Problem to solve
Of all the lines in this data, how many include "المجموعة"? Respond with the number only.
★ ★ ★ ★ ★ ★ ★
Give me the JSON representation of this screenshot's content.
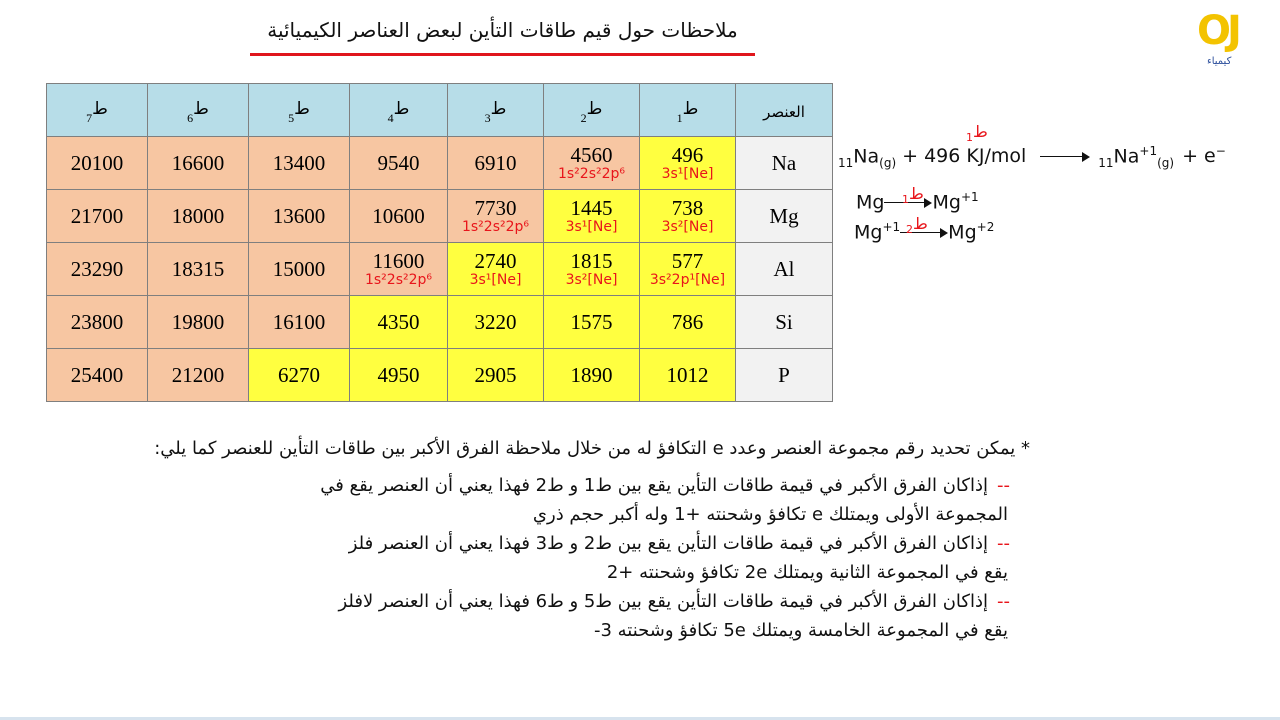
{
  "header": {
    "title": "ملاحظات حول قيم طاقات التأين لبعض العناصر الكيميائية",
    "logo": {
      "mark": "OJ",
      "caption": "كيمياء"
    }
  },
  "table": {
    "header": {
      "element": "العنصر",
      "energies": [
        {
          "symbol": "ط",
          "index": "1"
        },
        {
          "symbol": "ط",
          "index": "2"
        },
        {
          "symbol": "ط",
          "index": "3"
        },
        {
          "symbol": "ط",
          "index": "4"
        },
        {
          "symbol": "ط",
          "index": "5"
        },
        {
          "symbol": "ط",
          "index": "6"
        },
        {
          "symbol": "ط",
          "index": "7"
        }
      ]
    },
    "colors": {
      "header": "#b7dde8",
      "element": "#f2f2f2",
      "core": "#f7c6a2",
      "valence": "#ffff40"
    },
    "rows": [
      {
        "element": "Na",
        "cells": [
          {
            "value": 496,
            "note": "[Ne]3s¹",
            "valence": true
          },
          {
            "value": 4560,
            "note": "1s²2s²2p⁶",
            "valence": false
          },
          {
            "value": 6910,
            "valence": false
          },
          {
            "value": 9540,
            "valence": false
          },
          {
            "value": 13400,
            "valence": false
          },
          {
            "value": 16600,
            "valence": false
          },
          {
            "value": 20100,
            "valence": false
          }
        ]
      },
      {
        "element": "Mg",
        "cells": [
          {
            "value": 738,
            "note": "[Ne]3s²",
            "valence": true
          },
          {
            "value": 1445,
            "note": "[Ne]3s¹",
            "valence": true
          },
          {
            "value": 7730,
            "note": "1s²2s²2p⁶",
            "valence": false
          },
          {
            "value": 10600,
            "valence": false
          },
          {
            "value": 13600,
            "valence": false
          },
          {
            "value": 18000,
            "valence": false
          },
          {
            "value": 21700,
            "valence": false
          }
        ]
      },
      {
        "element": "Al",
        "cells": [
          {
            "value": 577,
            "note": "[Ne]3s²2p¹",
            "valence": true
          },
          {
            "value": 1815,
            "note": "[Ne]3s²",
            "valence": true
          },
          {
            "value": 2740,
            "note": "[Ne]3s¹",
            "valence": true
          },
          {
            "value": 11600,
            "note": "1s²2s²2p⁶",
            "valence": false
          },
          {
            "value": 15000,
            "valence": false
          },
          {
            "value": 18315,
            "valence": false
          },
          {
            "value": 23290,
            "valence": false
          }
        ]
      },
      {
        "element": "Si",
        "cells": [
          {
            "value": 786,
            "valence": true
          },
          {
            "value": 1575,
            "valence": true
          },
          {
            "value": 3220,
            "valence": true
          },
          {
            "value": 4350,
            "valence": true
          },
          {
            "value": 16100,
            "valence": false
          },
          {
            "value": 19800,
            "valence": false
          },
          {
            "value": 23800,
            "valence": false
          }
        ]
      },
      {
        "element": "P",
        "cells": [
          {
            "value": 1012,
            "valence": true
          },
          {
            "value": 1890,
            "valence": true
          },
          {
            "value": 2905,
            "valence": true
          },
          {
            "value": 4950,
            "valence": true
          },
          {
            "value": 6270,
            "valence": true
          },
          {
            "value": 21200,
            "valence": false
          },
          {
            "value": 25400,
            "valence": false
          }
        ]
      }
    ]
  },
  "equations": [
    {
      "label": "ط",
      "label_index": "1",
      "left_index": "11",
      "left_symbol": "Na",
      "left_state": "(g)",
      "energy": "+ 496 KJ/mol",
      "right_index": "11",
      "right_symbol": "Na",
      "right_charge": "+1",
      "right_state": "(g)",
      "electron": "+ e",
      "electron_charge": "−"
    },
    {
      "left_symbol": "Mg",
      "label": "ط",
      "label_index": "1",
      "right_symbol": "Mg",
      "right_charge": "+1"
    },
    {
      "left_symbol": "Mg",
      "left_charge": "+1",
      "label": "ط",
      "label_index": "2",
      "right_symbol": "Mg",
      "right_charge": "+2"
    }
  ],
  "notes": {
    "intro": "* يمكن تحديد رقم مجموعة العنصر وعدد e التكافؤ له من خلال ملاحظة الفرق الأكبر بين طاقات التأين للعنصر كما يلي:",
    "items": [
      {
        "marker": "--",
        "lines": [
          "إذاكان الفرق الأكبر في قيمة طاقات التأين يقع بين ط1 و ط2 فهذا يعني أن العنصر يقع في",
          "المجموعة الأولى ويمتلك e تكافؤ وشحنته +1 وله أكبر حجم ذري"
        ]
      },
      {
        "marker": "--",
        "lines": [
          "إذاكان الفرق الأكبر في قيمة طاقات التأين يقع بين ط2 و ط3 فهذا يعني أن العنصر فلز",
          "يقع في المجموعة الثانية ويمتلك 2e تكافؤ وشحنته +2"
        ]
      },
      {
        "marker": "--",
        "lines": [
          "إذاكان الفرق الأكبر في قيمة طاقات التأين يقع بين ط5 و ط6 فهذا يعني أن العنصر لافلز",
          "يقع في المجموعة الخامسة ويمتلك 5e تكافؤ وشحنته 3-"
        ]
      }
    ]
  }
}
★ ★ ★ ★ ★ ★ ★
The completed task
3